(Extracted data entries)
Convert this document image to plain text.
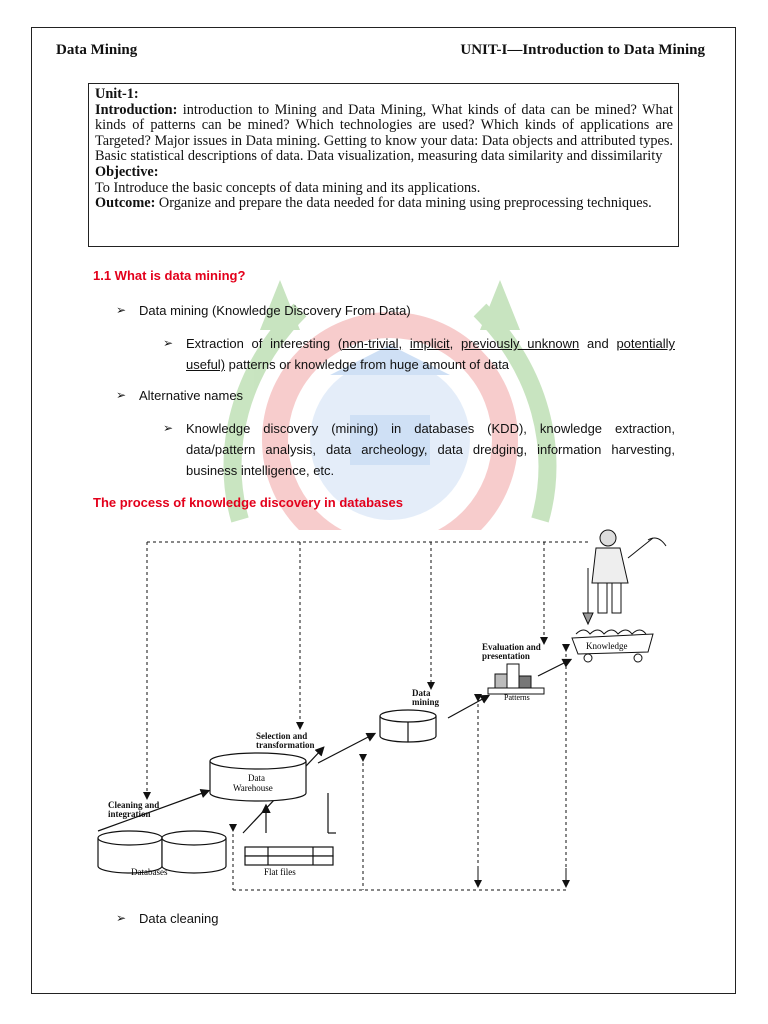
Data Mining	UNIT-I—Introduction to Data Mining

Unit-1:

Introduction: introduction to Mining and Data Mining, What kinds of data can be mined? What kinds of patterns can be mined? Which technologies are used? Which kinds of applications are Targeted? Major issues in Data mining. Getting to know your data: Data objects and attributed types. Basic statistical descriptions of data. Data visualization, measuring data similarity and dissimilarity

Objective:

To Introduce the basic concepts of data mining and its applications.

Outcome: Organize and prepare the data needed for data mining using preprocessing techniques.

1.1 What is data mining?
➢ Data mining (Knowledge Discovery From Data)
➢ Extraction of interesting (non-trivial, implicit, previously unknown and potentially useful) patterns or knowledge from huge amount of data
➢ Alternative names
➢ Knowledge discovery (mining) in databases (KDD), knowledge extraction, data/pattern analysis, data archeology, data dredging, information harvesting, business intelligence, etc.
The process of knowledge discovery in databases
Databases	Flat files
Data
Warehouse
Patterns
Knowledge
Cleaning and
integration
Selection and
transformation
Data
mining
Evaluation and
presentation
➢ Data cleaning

## Stated exercise
Repeat the listing in full and exactly. Leave any pictures out.

## Finished task
Convert this document image to plain text.
Data Mining	UNIT-I—Introduction to Data Mining

Unit-1:

Introduction: introduction to Mining and Data Mining, What kinds of data can be mined? What kinds of patterns can be mined? Which technologies are used? Which kinds of applications are Targeted? Major issues in Data mining. Getting to know your data: Data objects and attributed types. Basic statistical descriptions of data. Data visualization, measuring data similarity and dissimilarity

Objective:

To Introduce the basic concepts of data mining and its applications.

Outcome: Organize and prepare the data needed for data mining using preprocessing techniques.

1.1 What is data mining?
➢ Data mining (Knowledge Discovery From Data)
➢ Extraction of interesting (non-trivial, implicit, previously unknown and potentially useful) patterns or knowledge from huge amount of data
➢ Alternative names
➢ Knowledge discovery (mining) in databases (KDD), knowledge extraction, data/pattern analysis, data archeology, data dredging, information harvesting, business intelligence, etc.
The process of knowledge discovery in databases
Databases	Flat files
Data
Warehouse
Patterns
Knowledge
Cleaning and
integration
Selection and
transformation
Data
mining
Evaluation and
presentation
➢ Data cleaning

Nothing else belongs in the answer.